Search the material for the word "copyright" and report each line where it turns up.
※ ※ ※
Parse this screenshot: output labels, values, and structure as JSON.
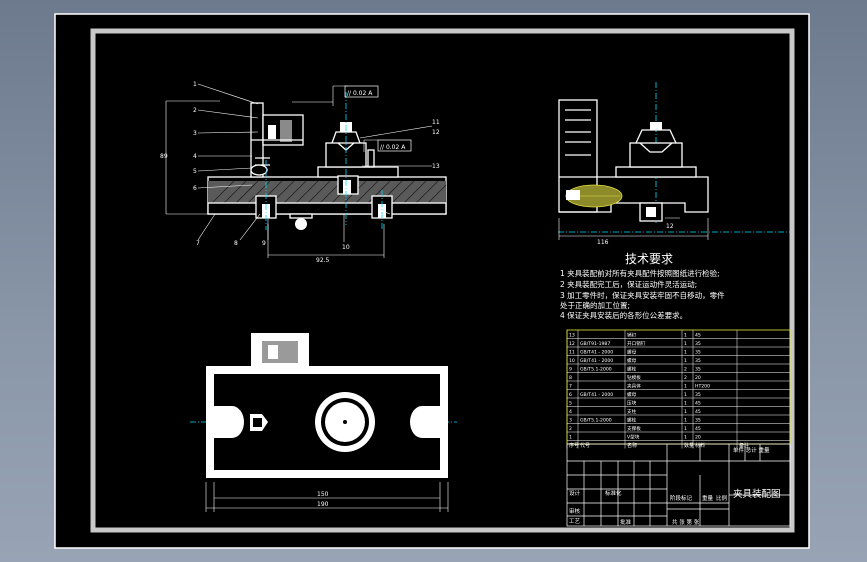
{
  "drawing": {
    "title": "夹具装配图",
    "tech_requirements": {
      "heading": "技术要求",
      "items": [
        "1  夹具装配前对所有夹具配件按照图纸进行检验;",
        "2  夹具装配完工后，保证运动件灵活运动;",
        "3  加工零件时，保证夹具安装牢固不自移动，零件",
        "    处于正确的加工位置;",
        "4  保证夹具安装后的各形位公差要求。"
      ]
    },
    "front_view": {
      "part_numbers": [
        "1",
        "2",
        "3",
        "4",
        "5",
        "6",
        "7",
        "8",
        "9",
        "10",
        "11",
        "12",
        "13"
      ],
      "dims": {
        "height": "89",
        "length": "92.5"
      },
      "tolerance_frames": [
        "// 0.02 A",
        "// 0.02 A"
      ]
    },
    "side_view": {
      "dims": {
        "width": "116",
        "height": "12"
      }
    },
    "top_view": {
      "dims": {
        "inner": "150",
        "outer": "190"
      }
    },
    "bom": {
      "rows": [
        {
          "no": "13",
          "code": "",
          "name": "销钉",
          "qty": "1",
          "mat": "45"
        },
        {
          "no": "12",
          "code": "GB/T91-1987",
          "name": "开口销钉",
          "qty": "1",
          "mat": "35"
        },
        {
          "no": "11",
          "code": "GB/T41 - 2000",
          "name": "螺母",
          "qty": "1",
          "mat": "35"
        },
        {
          "no": "10",
          "code": "GB/T41 - 2000",
          "name": "螺母",
          "qty": "1",
          "mat": "35"
        },
        {
          "no": "9",
          "code": "GB/T5.1-2000",
          "name": "螺栓",
          "qty": "2",
          "mat": "35"
        },
        {
          "no": "8",
          "code": "",
          "name": "钻模板",
          "qty": "2",
          "mat": "20"
        },
        {
          "no": "7",
          "code": "",
          "name": "夹具体",
          "qty": "1",
          "mat": "HT200"
        },
        {
          "no": "6",
          "code": "GB/T41 - 2000",
          "name": "螺母",
          "qty": "1",
          "mat": "35"
        },
        {
          "no": "5",
          "code": "",
          "name": "压块",
          "qty": "1",
          "mat": "45"
        },
        {
          "no": "4",
          "code": "",
          "name": "支柱",
          "qty": "1",
          "mat": "45"
        },
        {
          "no": "3",
          "code": "GB/T5.1-2000",
          "name": "螺栓",
          "qty": "1",
          "mat": "35"
        },
        {
          "no": "2",
          "code": "",
          "name": "支撑板",
          "qty": "1",
          "mat": "45"
        },
        {
          "no": "1",
          "code": "",
          "name": "V型块",
          "qty": "1",
          "mat": "20"
        }
      ],
      "header": [
        "序号",
        "代号",
        "名称",
        "数量",
        "材料",
        "备注"
      ],
      "header_note": "单件 总计 重量",
      "title_labels": {
        "designer": "设计",
        "standard": "标准化",
        "review": "审核",
        "process": "工艺",
        "approve": "批准",
        "stage": "阶段标记",
        "weight": "重量",
        "scale": "比例",
        "sheet": "共  张  第  张"
      }
    }
  }
}
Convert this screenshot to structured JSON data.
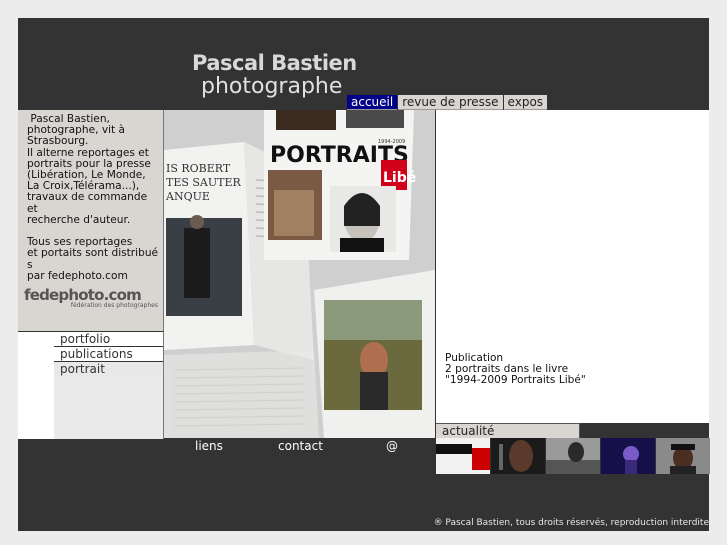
{
  "header": {
    "name": "Pascal Bastien",
    "subtitle": "photographe"
  },
  "tabs": [
    {
      "label": "accueil",
      "active": true
    },
    {
      "label": "revue de presse",
      "active": false
    },
    {
      "label": "expos",
      "active": false
    }
  ],
  "bio": {
    "text": " Pascal Bastien,\nphotographe, vit à\nStrasbourg.\nIl alterne reportages et\nportraits pour la presse\n(Libération, Le Monde,\nLa Croix,Télérama...),\ntravaux de commande et\nrecherche d'auteur.\n\nTous ses reportages\net portaits sont distribué\ns\npar fedephoto.com"
  },
  "logo": {
    "name": "fedephoto.com",
    "tagline": "fédération des photographes"
  },
  "nav": [
    "portfolio",
    "publications",
    "portrait"
  ],
  "photo": {
    "magazine_title": "PORTRAITS",
    "magazine_brand": "Libé",
    "years": "1994-2009",
    "left_page_text": "IS ROBERT",
    "left_page_text2": "TES SAUTER",
    "left_page_text3": "ANQUE"
  },
  "news": {
    "line1": "Publication",
    "line2": "2 portraits dans le livre",
    "line3": "\"1994-2009 Portraits Libé\""
  },
  "actualite_tab": "actualité",
  "bottom_nav": {
    "links": "liens",
    "contact": "contact",
    "email": "@"
  },
  "thumbnails": [
    "portraits-libe-thumb",
    "musician-thumb",
    "performer-thumb",
    "concert-thumb",
    "hat-man-thumb"
  ],
  "footer": {
    "copyright": "® Pascal Bastien, tous droits réservés, reproduction interdite"
  },
  "colors": {
    "dark": "#333333",
    "panel": "#d9d6d2",
    "active_tab": "#000088"
  }
}
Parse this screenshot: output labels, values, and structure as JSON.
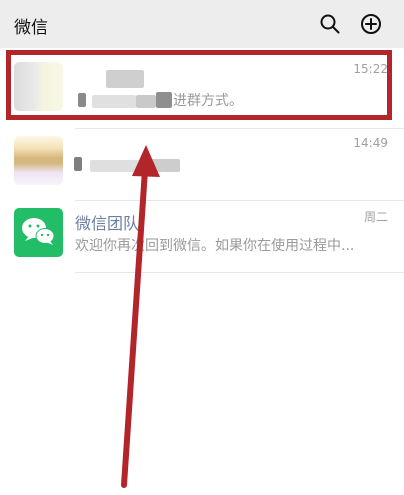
{
  "header": {
    "title": "微信",
    "search_icon": "search-icon",
    "add_icon": "plus-circle-icon"
  },
  "chats": [
    {
      "name": "",
      "time": "15:22",
      "preview": "进群方式。",
      "avatar": "blurred-avatar"
    },
    {
      "name": "",
      "time": "14:49",
      "preview": "",
      "avatar": "blurred-avatar"
    },
    {
      "name": "微信团队",
      "time": "周二",
      "preview": "欢迎你再次回到微信。如果你在使用过程中...",
      "avatar": "wechat-logo"
    }
  ],
  "colors": {
    "header_bg": "#ededed",
    "accent": "#22bd66",
    "highlight": "#b2252a",
    "name_text": "#6b7ea3",
    "muted_text": "#9a9a9a"
  }
}
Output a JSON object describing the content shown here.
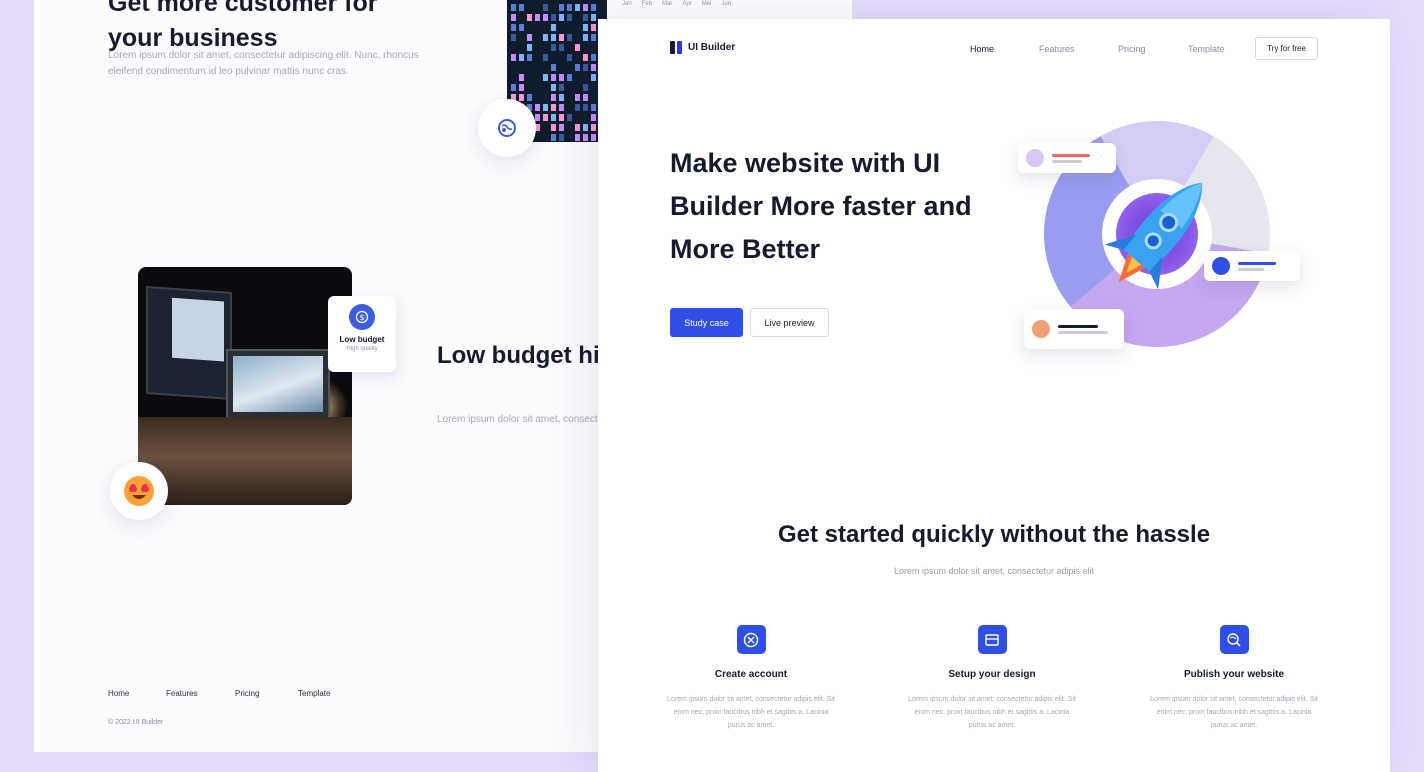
{
  "back_page": {
    "heading": "Get more customer for your business",
    "paragraph": "Lorem ipsum dolor sit amet, consectetur adipiscing elit. Nunc, rhoncus eleifend condimentum id leo pulvinar mattis nunc cras.",
    "calendar_months": [
      "Jan",
      "Feb",
      "Mar",
      "Apr",
      "Mei",
      "Jun"
    ],
    "budget_card": {
      "title": "Low budget",
      "subtitle": "High quality"
    },
    "feature_heading": "Low budget high look professional",
    "feature_paragraph": "Lorem ipsum dolor sit amet, consectetur rhoncus eleifend condimentum",
    "footer_nav": [
      "Home",
      "Features",
      "Pricing",
      "Template"
    ],
    "copyright": "© 2022 UI Builder"
  },
  "front_page": {
    "logo_text": "UI Builder",
    "nav": [
      "Home",
      "Features",
      "Pricing",
      "Template"
    ],
    "nav_active": "Home",
    "try_button": "Try for free",
    "hero_title": "Make website with UI Builder More faster and More Better",
    "primary_button": "Study case",
    "secondary_button": "Live preview",
    "section_title": "Get started quickly without the hassle",
    "section_subtitle": "Lorem ipsum dolor sit amet, consectetur adipis elit",
    "features": [
      {
        "title": "Create account",
        "desc": "Lorem ipsum dolor sit amet, consectetur adipis elit. Sit enim nec, proin faucibus nibh et sagittis a. Lacinia purus ac amet.",
        "icon": "user-circle-icon"
      },
      {
        "title": "Setup your design",
        "desc": "Lorem ipsum dolor sit amet, consectetur adipis elit. Sit enim nec, proin faucibus nibh et sagittis a. Lacinia purus ac amet.",
        "icon": "layout-icon"
      },
      {
        "title": "Publish your website",
        "desc": "Lorem ipsum dolor sit amet, consectetur adipis elit. Sit enim nec, proin faucibus nibh et sagittis a. Lacinia purus ac amet.",
        "icon": "globe-search-icon"
      }
    ]
  },
  "colors": {
    "background": "#e4dcf9",
    "primary": "#2f4fe6",
    "heading": "#161a2e",
    "muted": "#a5a7b6"
  }
}
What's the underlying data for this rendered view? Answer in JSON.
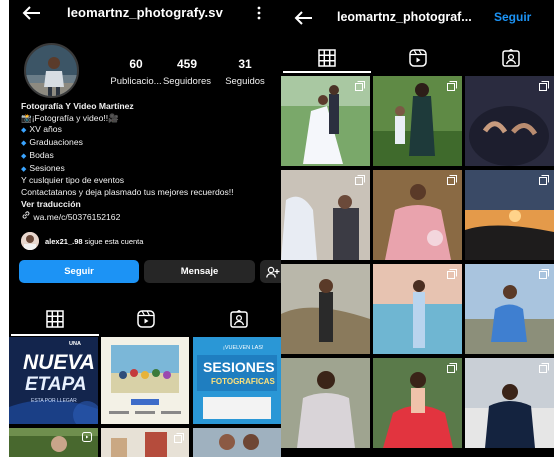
※ ※ ※
§ **OUTPUT OF THE TASK**:
    "copyright": "® Pascal Bastien, tous droits réservés, reproduction interdite"
    "copyright": "© 2022 UI Builder"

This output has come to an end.